[A block of data]
══════════

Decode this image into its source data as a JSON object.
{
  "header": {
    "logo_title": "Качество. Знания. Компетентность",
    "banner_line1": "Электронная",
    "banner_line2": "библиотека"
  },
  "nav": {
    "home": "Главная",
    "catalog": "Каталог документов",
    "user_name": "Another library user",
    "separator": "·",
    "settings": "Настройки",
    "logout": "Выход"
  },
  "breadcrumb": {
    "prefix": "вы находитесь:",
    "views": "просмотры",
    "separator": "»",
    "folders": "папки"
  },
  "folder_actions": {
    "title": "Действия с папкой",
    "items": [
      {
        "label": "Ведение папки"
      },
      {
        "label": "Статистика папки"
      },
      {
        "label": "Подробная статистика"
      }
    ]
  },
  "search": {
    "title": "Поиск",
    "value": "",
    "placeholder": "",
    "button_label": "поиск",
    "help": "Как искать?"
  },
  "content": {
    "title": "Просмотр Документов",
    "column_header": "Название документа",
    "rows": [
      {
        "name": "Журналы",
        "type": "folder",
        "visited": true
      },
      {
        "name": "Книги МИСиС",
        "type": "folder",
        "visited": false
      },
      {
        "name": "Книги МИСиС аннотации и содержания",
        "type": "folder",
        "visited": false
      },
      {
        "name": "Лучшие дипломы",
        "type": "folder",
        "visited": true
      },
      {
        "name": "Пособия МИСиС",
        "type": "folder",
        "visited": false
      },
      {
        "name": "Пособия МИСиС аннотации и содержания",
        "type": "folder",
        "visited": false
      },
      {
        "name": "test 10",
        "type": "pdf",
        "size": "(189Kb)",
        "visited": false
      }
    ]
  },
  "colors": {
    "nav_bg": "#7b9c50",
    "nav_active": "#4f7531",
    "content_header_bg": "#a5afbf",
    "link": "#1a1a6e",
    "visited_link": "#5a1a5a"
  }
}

══════════

--- Set problem ---
Repeat all the records. Match each line exactly.

--- Response ---
Decode this image into its source data as a JSON object.
{
  "header": {
    "logo_title": "Качество. Знания. Компетентность",
    "banner_line1": "Электронная",
    "banner_line2": "библиотека"
  },
  "nav": {
    "home": "Главная",
    "catalog": "Каталог документов",
    "user_name": "Another library user",
    "separator": "·",
    "settings": "Настройки",
    "logout": "Выход"
  },
  "breadcrumb": {
    "prefix": "вы находитесь:",
    "views": "просмотры",
    "separator": "»",
    "folders": "папки"
  },
  "folder_actions": {
    "title": "Действия с папкой",
    "items": [
      {
        "label": "Ведение папки"
      },
      {
        "label": "Статистика папки"
      },
      {
        "label": "Подробная статистика"
      }
    ]
  },
  "search": {
    "title": "Поиск",
    "value": "",
    "placeholder": "",
    "button_label": "поиск",
    "help": "Как искать?"
  },
  "content": {
    "title": "Просмотр Документов",
    "column_header": "Название документа",
    "rows": [
      {
        "name": "Журналы",
        "type": "folder",
        "visited": true
      },
      {
        "name": "Книги МИСиС",
        "type": "folder",
        "visited": false
      },
      {
        "name": "Книги МИСиС аннотации и содержания",
        "type": "folder",
        "visited": false
      },
      {
        "name": "Лучшие дипломы",
        "type": "folder",
        "visited": true
      },
      {
        "name": "Пособия МИСиС",
        "type": "folder",
        "visited": false
      },
      {
        "name": "Пособия МИСиС аннотации и содержания",
        "type": "folder",
        "visited": false
      },
      {
        "name": "test 10",
        "type": "pdf",
        "size": "(189Kb)",
        "visited": false
      }
    ]
  },
  "colors": {
    "nav_bg": "#7b9c50",
    "nav_active": "#4f7531",
    "content_header_bg": "#a5afbf",
    "link": "#1a1a6e",
    "visited_link": "#5a1a5a"
  }
}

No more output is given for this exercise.